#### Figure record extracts

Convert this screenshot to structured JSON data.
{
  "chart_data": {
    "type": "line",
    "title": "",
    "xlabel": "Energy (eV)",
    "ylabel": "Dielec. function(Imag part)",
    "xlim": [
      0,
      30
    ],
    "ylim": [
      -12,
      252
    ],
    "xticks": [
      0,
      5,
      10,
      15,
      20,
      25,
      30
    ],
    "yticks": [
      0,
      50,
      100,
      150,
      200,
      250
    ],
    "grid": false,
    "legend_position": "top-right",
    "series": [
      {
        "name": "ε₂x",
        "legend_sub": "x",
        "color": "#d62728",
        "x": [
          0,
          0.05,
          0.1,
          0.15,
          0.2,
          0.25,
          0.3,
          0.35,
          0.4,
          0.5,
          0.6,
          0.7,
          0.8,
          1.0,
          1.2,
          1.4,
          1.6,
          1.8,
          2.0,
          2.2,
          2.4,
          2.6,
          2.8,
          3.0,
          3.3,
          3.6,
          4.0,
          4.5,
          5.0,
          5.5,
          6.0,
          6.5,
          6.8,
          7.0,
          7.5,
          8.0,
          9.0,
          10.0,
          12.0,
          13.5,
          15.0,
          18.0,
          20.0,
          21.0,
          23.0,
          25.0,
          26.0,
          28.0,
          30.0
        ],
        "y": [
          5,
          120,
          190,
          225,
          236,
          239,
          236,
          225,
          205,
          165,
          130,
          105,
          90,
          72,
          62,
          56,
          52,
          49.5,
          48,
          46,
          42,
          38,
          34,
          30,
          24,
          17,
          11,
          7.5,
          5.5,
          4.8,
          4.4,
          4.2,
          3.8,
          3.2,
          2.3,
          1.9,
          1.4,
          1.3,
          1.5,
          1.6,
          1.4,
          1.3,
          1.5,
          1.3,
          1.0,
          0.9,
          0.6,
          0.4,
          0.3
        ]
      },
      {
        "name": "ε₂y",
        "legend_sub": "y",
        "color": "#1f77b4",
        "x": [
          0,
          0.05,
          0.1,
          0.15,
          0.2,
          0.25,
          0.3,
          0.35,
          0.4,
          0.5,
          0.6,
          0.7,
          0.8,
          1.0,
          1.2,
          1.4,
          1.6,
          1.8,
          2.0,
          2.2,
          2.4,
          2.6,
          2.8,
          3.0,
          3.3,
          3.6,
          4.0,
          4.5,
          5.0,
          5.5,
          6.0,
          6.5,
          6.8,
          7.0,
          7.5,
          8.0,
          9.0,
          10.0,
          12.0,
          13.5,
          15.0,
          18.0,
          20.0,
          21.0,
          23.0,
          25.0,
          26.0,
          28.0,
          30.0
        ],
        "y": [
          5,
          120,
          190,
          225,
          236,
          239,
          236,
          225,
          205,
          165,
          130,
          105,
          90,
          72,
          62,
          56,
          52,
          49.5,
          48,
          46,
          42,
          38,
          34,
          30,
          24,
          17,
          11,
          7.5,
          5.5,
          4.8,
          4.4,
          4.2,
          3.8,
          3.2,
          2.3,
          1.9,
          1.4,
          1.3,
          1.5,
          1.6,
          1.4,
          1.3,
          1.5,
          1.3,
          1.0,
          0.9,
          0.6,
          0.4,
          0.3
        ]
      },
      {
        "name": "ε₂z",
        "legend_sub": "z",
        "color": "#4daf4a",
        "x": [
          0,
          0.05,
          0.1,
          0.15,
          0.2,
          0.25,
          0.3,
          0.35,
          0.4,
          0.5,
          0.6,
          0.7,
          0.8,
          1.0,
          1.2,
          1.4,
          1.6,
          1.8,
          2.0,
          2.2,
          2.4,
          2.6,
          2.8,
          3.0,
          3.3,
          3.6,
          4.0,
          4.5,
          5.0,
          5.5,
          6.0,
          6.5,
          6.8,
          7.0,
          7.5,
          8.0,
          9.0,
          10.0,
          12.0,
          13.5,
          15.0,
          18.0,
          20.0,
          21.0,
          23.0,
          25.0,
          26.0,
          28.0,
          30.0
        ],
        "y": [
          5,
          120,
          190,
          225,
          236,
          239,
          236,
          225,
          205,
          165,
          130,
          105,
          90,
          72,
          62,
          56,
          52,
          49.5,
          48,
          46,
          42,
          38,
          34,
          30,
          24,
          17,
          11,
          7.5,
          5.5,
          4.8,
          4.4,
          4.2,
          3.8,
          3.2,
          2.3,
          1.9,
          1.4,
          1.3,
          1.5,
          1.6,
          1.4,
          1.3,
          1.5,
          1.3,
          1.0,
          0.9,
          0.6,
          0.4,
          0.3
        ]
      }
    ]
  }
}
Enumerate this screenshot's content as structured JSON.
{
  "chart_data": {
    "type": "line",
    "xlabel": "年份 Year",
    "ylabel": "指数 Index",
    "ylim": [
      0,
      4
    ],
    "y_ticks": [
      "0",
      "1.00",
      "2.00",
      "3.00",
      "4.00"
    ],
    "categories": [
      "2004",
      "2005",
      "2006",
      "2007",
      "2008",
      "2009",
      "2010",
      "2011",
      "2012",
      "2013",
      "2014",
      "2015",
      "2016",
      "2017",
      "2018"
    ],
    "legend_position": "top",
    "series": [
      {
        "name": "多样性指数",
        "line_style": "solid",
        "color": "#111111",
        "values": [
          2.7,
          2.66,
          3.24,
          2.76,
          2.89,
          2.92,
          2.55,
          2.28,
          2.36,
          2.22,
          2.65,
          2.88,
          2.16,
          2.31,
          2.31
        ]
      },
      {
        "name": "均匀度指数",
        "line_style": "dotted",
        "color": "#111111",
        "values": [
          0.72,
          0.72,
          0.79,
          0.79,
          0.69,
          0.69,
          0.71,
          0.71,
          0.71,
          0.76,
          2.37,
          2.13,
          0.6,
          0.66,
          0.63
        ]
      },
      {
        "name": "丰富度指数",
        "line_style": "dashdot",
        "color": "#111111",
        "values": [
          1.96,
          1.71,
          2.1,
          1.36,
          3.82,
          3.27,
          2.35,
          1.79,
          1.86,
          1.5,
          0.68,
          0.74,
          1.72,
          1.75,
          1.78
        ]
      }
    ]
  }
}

#### What you should do
Where a line in the material contains "JSON", copy that line.

#### Answer for this exercise
Convert this screenshot to structured JSON data.
Enumerate this screenshot's content as structured JSON.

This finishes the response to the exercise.